* The tasks
A: Retype the post on Terraform repositories, starting with "It’s important that" and going on through "projects change hands.".
B: Answer these questions using the post on Terraform repositories:
(i) Which tool does 2nd Watch use for sequence diagrams?
(ii) What is a Terraform root, according to the post?
(iii) Why does the post say you usually should not ignore .tfvars files?

In this blog post, we’ll go over how we structure our IaC repositories within 2nd Watch professional services and managed services engagements with a particular focus on Terraform, an open-source tool by Hashicorp for provisioning infrastructure across multiple cloud providers with a single interface.

First Things First: README.md and .gitignore

The task in any new repository is to create a README file. Many git repositories (especially on Github) have adopted Markdown as a de facto standard format for README files. A good README file will include the following information:

  1. Overview: A brief description of the infrastructure the repo builds. A high-level diagram is often an effective method of expressing this information. 2nd Watch uses LucidChart for general diagrams (exported to PNG or a similar format) and mscgen_js for sequence diagrams.
  2. Pre-requisites: Installation instructions (or links thereto) for any software that must be installed before building or changing the code.
  3. Building The Code: What commands to run in order to build the infrastructure and/or run the tests when applicable. 2nd Watch uses Make in order to provide a single tool with a consistent interface to build all codebases, regardless of language or toolset. If using Make in Windows environments, Windows Subsystem for Linux is recommended for Windows 10 in order to avoid having to write two sets of commands in Makefiles: Bash, and PowerShell.

It’s important that you do not neglect this basic documentation for two reasons (even if you think you’re the only one who will work on the codebase):

  1. The obvious: Writing this critical information down in an easily viewable place makes it easier for other members of your organization to onboard onto your project and will prevent the need for a panicked knowledge transfer when projects change hands.
  2. The not-so-obvious: The act of writing a description of the design clarifies your intent to yourself and will result in a cleaner design and a more coherent repository.

All repositories should also include a .gitignore file with the appropriate settings for Terraform. GitHub’s default Terraform .gitignore is a decent starting point, but in most cases you will not want to ignore .tfvars files because they often contain environment-specific parameters that allow for greater code reuse as we will see later.

Terraform Roots and Multiple Environments

A Terraform root is the unit of work for a single terraform apply command. We group our infrastructure into multiple terraform roots in order to limit our “blast radius” (the amount of damage a single errant terraform apply can cause).

  • Repositories with multiple roots should contain a roots/ directory with a subdirectory for each root (e.g. VPC, one per-application) tf file as the primary entry point.
  • Note that the roots/ directory is optional for repositories that only contain a single root, e.g. infrastructure for an application team which includes only a few resources which should be deployed in concert. In this case, modules/ may be placed in the same directory as tf.

[Layout annotation records]
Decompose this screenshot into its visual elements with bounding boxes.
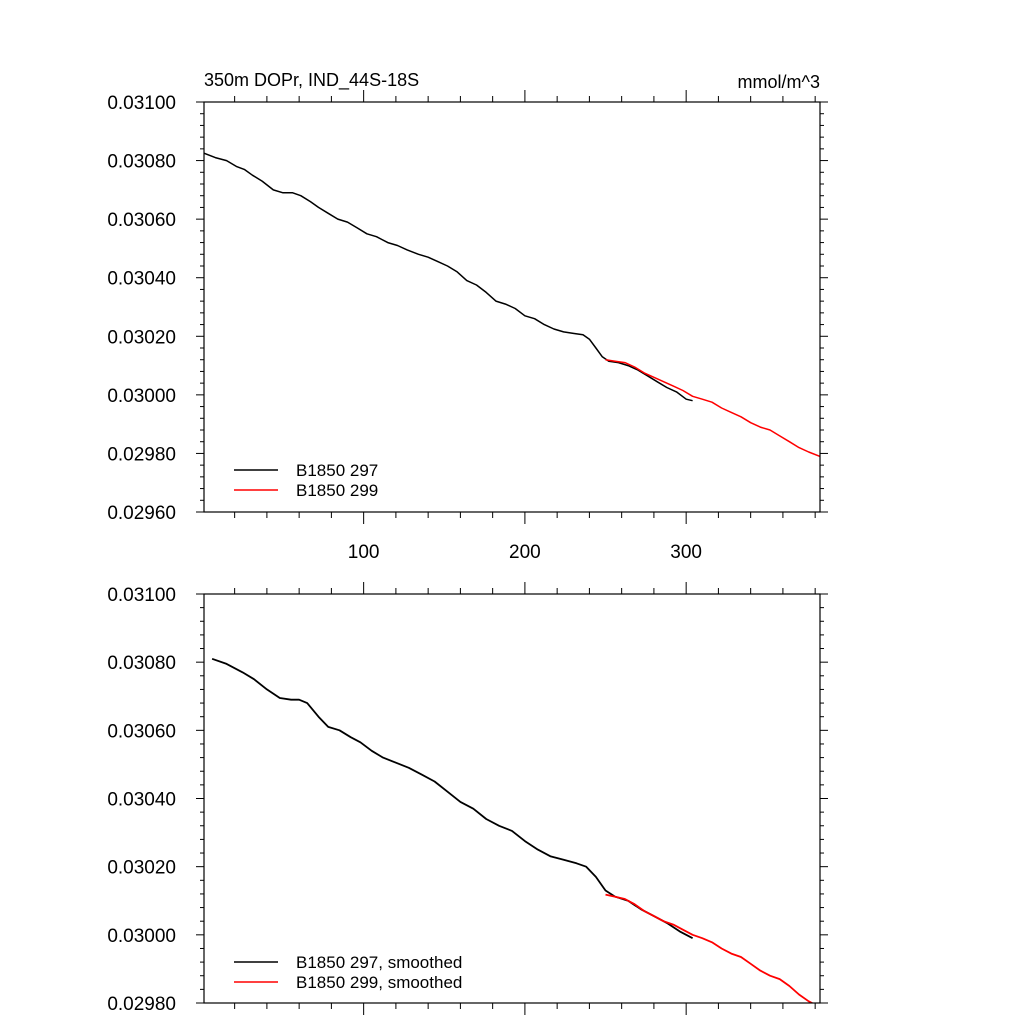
y-tick-label: 0.03100 (107, 93, 176, 114)
y-tick-label: 0.03060 (107, 210, 176, 231)
y-tick-label: 0.03040 (107, 790, 176, 811)
y-tick-label: 0.02980 (107, 444, 176, 465)
y-tick-label: 0.03080 (107, 152, 176, 173)
y-tick-label: 0.03000 (107, 926, 176, 947)
y-tick-label: 0.03020 (107, 327, 176, 348)
legend-label: B1850 299, smoothed (296, 973, 462, 992)
y-tick-label: 0.03020 (107, 858, 176, 879)
bottom-panel: 0.02980 0.03000 0.03020 0.03040 0.03060 0.030… (107, 582, 828, 1015)
plot-frame (203, 593, 821, 1004)
series-line-0 (204, 152, 693, 402)
y-tick-label: 0.03060 (107, 721, 176, 742)
legend-label: B1850 297 (296, 461, 378, 480)
y-tick-label: 0.02960 (107, 503, 176, 524)
legend-label: B1850 297, smoothed (296, 953, 462, 972)
chart-units: mmol/m^3 (738, 72, 820, 92)
series-line-1 (605, 358, 820, 458)
y-tick-label: 0.03040 (107, 269, 176, 290)
y-tick-label: 0.03000 (107, 386, 176, 407)
x-tick-label: 100 (348, 542, 380, 563)
y-tick-label: 0.02980 (107, 994, 176, 1015)
y-tick-label: 0.03100 (107, 585, 176, 606)
y-tick-label: 0.03080 (107, 653, 176, 674)
series-line-0 (211, 657, 694, 939)
top-panel: 0.02960 0.02980 0.03000 0.03020 0.03040 0.030… (107, 70, 828, 563)
legend-label: B1850 299 (296, 481, 378, 500)
plot-frame (203, 101, 821, 513)
series-line-1 (605, 893, 814, 1003)
chart-title: 350m DOPr, IND_44S-18S (204, 70, 419, 91)
x-tick-label: 300 (670, 542, 702, 563)
x-tick-label: 200 (509, 542, 541, 563)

* Answers to the problems
A:
It’s important that you do not neglect this basic documentation for two reasons (even if you think you’re the only one who will work on the codebase):

  1. The obvious: Writing this critical information down in an easily viewable place makes it easier for other members of your organization to onboard onto your project and will prevent the need for a panicked knowledge transfer when projects change hands.

B:
(i) mscgen_js.
(ii) A Terraform root is the unit of work for a single terraform apply command.
(iii) They often contain environment-specific parameters that allow for greater code reuse.